[Start RECORDS SHOWN]

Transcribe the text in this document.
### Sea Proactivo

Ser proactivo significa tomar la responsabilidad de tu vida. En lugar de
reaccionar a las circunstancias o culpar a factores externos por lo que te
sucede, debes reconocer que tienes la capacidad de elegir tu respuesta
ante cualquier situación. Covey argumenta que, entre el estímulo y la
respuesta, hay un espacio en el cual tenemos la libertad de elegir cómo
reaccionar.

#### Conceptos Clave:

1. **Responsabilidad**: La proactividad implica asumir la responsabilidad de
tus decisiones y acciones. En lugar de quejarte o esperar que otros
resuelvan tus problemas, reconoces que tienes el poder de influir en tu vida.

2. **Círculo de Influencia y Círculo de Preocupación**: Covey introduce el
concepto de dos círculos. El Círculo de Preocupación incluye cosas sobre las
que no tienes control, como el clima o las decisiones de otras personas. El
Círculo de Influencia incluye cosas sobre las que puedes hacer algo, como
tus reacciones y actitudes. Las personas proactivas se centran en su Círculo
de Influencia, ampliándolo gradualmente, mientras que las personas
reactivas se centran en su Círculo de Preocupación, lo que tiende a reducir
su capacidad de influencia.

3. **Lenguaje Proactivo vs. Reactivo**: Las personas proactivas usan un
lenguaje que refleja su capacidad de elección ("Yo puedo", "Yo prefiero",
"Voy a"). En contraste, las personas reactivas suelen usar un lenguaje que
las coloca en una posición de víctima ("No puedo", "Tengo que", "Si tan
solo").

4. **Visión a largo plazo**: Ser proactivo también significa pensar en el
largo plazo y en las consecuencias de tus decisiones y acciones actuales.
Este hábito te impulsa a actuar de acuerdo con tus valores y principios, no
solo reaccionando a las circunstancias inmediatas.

[End RECORDS SHOWN]

**YOUR OBJECTIVE:** Retype the whole listing, matching it exactly.

**EXPECTED ANSWER:**
Transcribe the text in this document.
### Sea Proactivo

Ser proactivo significa tomar la responsabilidad de tu vida. En lugar de
reaccionar a las circunstancias o culpar a factores externos por lo que te
sucede, debes reconocer que tienes la capacidad de elegir tu respuesta
ante cualquier situación. Covey argumenta que, entre el estímulo y la
respuesta, hay un espacio en el cual tenemos la libertad de elegir cómo
reaccionar.

#### Conceptos Clave:

1. **Responsabilidad**: La proactividad implica asumir la responsabilidad de
tus decisiones y acciones. En lugar de quejarte o esperar que otros
resuelvan tus problemas, reconoces que tienes el poder de influir en tu vida.

2. **Círculo de Influencia y Círculo de Preocupación**: Covey introduce el
concepto de dos círculos. El Círculo de Preocupación incluye cosas sobre las
que no tienes control, como el clima o las decisiones de otras personas. El
Círculo de Influencia incluye cosas sobre las que puedes hacer algo, como
tus reacciones y actitudes. Las personas proactivas se centran en su Círculo
de Influencia, ampliándolo gradualmente, mientras que las personas
reactivas se centran en su Círculo de Preocupación, lo que tiende a reducir
su capacidad de influencia.

3. **Lenguaje Proactivo vs. Reactivo**: Las personas proactivas usan un
lenguaje que refleja su capacidad de elección ("Yo puedo", "Yo prefiero",
"Voy a"). En contraste, las personas reactivas suelen usar un lenguaje que
las coloca en una posición de víctima ("No puedo", "Tengo que", "Si tan
solo").

4. **Visión a largo plazo**: Ser proactivo también significa pensar en el
largo plazo y en las consecuencias de tus decisiones y acciones actuales.
Este hábito te impulsa a actuar de acuerdo con tus valores y principios, no
solo reaccionando a las circunstancias inmediatas.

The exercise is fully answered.